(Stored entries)

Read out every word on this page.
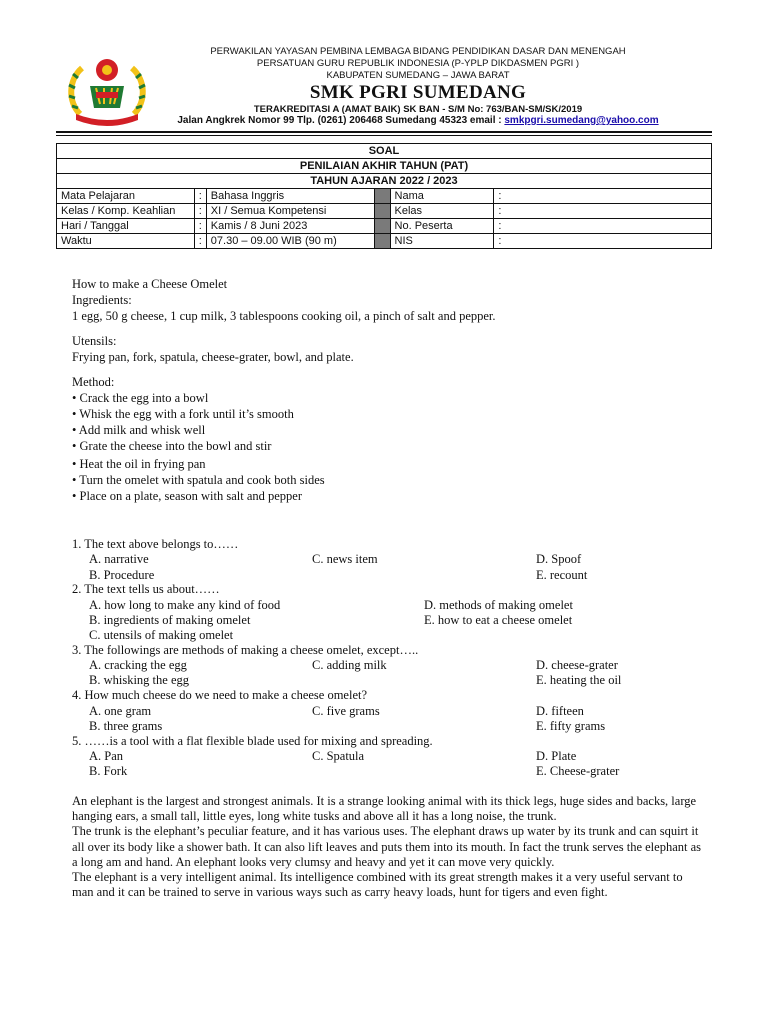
PERWAKILAN YAYASAN PEMBINA LEMBAGA BIDANG PENDIDIKAN DASAR DAN MENENGAH
PERSATUAN GURU REPUBLIK INDONESIA (P-YPLP DIKDASMEN PGRI )
KABUPATEN SUMEDANG – JAWA BARAT
SMK PGRI SUMEDANG
TERAKREDITASI A (AMAT BAIK) SK BAN - S/M No: 763/BAN-SM/SK/2019
Jalan Angkrek Nomor 99 Tlp. (0261) 206468 Sumedang 45323 email : smkpgri.sumedang@yahoo.com
SOAL					
PENILAIAN AKHIR TAHUN (PAT)					
TAHUN AJARAN 2022 / 2023					
Mata Pelajaran	:	Bahasa Inggris		Nama	:
Kelas / Komp. Keahlian	:	XI / Semua Kompetensi		Kelas	:
Hari / Tanggal	:	Kamis / 8 Juni 2023		No. Peserta	:
Waktu	:	07.30 – 09.00 WIB (90 m)		NIS	:
How to make a Cheese Omelet
Ingredients:
1 egg, 50 g cheese, 1 cup milk, 3 tablespoons cooking oil, a pinch of salt and pepper.
Utensils:
Frying pan, fork, spatula, cheese-grater, bowl, and plate.
Method:
• Crack the egg into a bowl
• Whisk the egg with a fork until it’s smooth
• Add milk and whisk well
• Grate the cheese into the bowl and stir
• Heat the oil in frying pan
• Turn the omelet with spatula and cook both sides
• Place on a plate, season with salt and pepper
1. The text above belongs to……
A. narrative	C. news item	D. Spoof
B. Procedure	E. recount
2. The text tells us about……
A. how long to make any kind of food	D. methods of making omelet
B. ingredients of making omelet	E. how to eat a cheese omelet
C. utensils of making omelet
3. The followings are methods of making a cheese omelet, except…..
A. cracking the egg	C. adding milk	D. cheese-grater
B. whisking the egg	E. heating the oil
4. How much cheese do we need to make a cheese omelet?
A. one gram	C. five grams	D. fifteen
B. three grams	E. fifty grams
5. ……is a tool with a flat flexible blade used for mixing and spreading.
A. Pan	C. Spatula	D. Plate
B. Fork	E. Cheese-grater

An elephant is the largest and strongest animals. It is a strange looking animal with its thick legs, huge sides and backs, large hanging ears, a small tall, little eyes, long white tusks and above all it has a long noise, the trunk.

The trunk is the elephant’s peculiar feature, and it has various uses. The elephant draws up water by its trunk and can squirt it all over its body like a shower bath. It can also lift leaves and puts them into its mouth. In fact the trunk serves the elephant as a long am and hand. An elephant looks very clumsy and heavy and yet it can move very quickly.

The elephant is a very intelligent animal. Its intelligence combined with its great strength makes it a very useful servant to man and it can be trained to serve in various ways such as carry heavy loads, hunt for tigers and even fight.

### SHORT TASK
Copy the whole of the material above exactly, but not its images.

### ANSWER TO THIS EXERCISE
Read out every word on this page.
PERWAKILAN YAYASAN PEMBINA LEMBAGA BIDANG PENDIDIKAN DASAR DAN MENENGAH
PERSATUAN GURU REPUBLIK INDONESIA (P-YPLP DIKDASMEN PGRI )
KABUPATEN SUMEDANG – JAWA BARAT
SMK PGRI SUMEDANG
TERAKREDITASI A (AMAT BAIK) SK BAN - S/M No: 763/BAN-SM/SK/2019
Jalan Angkrek Nomor 99 Tlp. (0261) 206468 Sumedang 45323 email : smkpgri.sumedang@yahoo.com
SOAL					
PENILAIAN AKHIR TAHUN (PAT)					
TAHUN AJARAN 2022 / 2023					
Mata Pelajaran	:	Bahasa Inggris		Nama	:
Kelas / Komp. Keahlian	:	XI / Semua Kompetensi		Kelas	:
Hari / Tanggal	:	Kamis / 8 Juni 2023		No. Peserta	:
Waktu	:	07.30 – 09.00 WIB (90 m)		NIS	:
How to make a Cheese Omelet
Ingredients:
1 egg, 50 g cheese, 1 cup milk, 3 tablespoons cooking oil, a pinch of salt and pepper.
Utensils:
Frying pan, fork, spatula, cheese-grater, bowl, and plate.
Method:
• Crack the egg into a bowl
• Whisk the egg with a fork until it’s smooth
• Add milk and whisk well
• Grate the cheese into the bowl and stir
• Heat the oil in frying pan
• Turn the omelet with spatula and cook both sides
• Place on a plate, season with salt and pepper
1. The text above belongs to……
A. narrative	C. news item	D. Spoof
B. Procedure	E. recount
2. The text tells us about……
A. how long to make any kind of food	D. methods of making omelet
B. ingredients of making omelet	E. how to eat a cheese omelet
C. utensils of making omelet
3. The followings are methods of making a cheese omelet, except…..
A. cracking the egg	C. adding milk	D. cheese-grater
B. whisking the egg	E. heating the oil
4. How much cheese do we need to make a cheese omelet?
A. one gram	C. five grams	D. fifteen
B. three grams	E. fifty grams
5. ……is a tool with a flat flexible blade used for mixing and spreading.
A. Pan	C. Spatula	D. Plate
B. Fork	E. Cheese-grater

An elephant is the largest and strongest animals. It is a strange looking animal with its thick legs, huge sides and backs, large hanging ears, a small tall, little eyes, long white tusks and above all it has a long noise, the trunk.

The trunk is the elephant’s peculiar feature, and it has various uses. The elephant draws up water by its trunk and can squirt it all over its body like a shower bath. It can also lift leaves and puts them into its mouth. In fact the trunk serves the elephant as a long am and hand. An elephant looks very clumsy and heavy and yet it can move very quickly.

The elephant is a very intelligent animal. Its intelligence combined with its great strength makes it a very useful servant to man and it can be trained to serve in various ways such as carry heavy loads, hunt for tigers and even fight.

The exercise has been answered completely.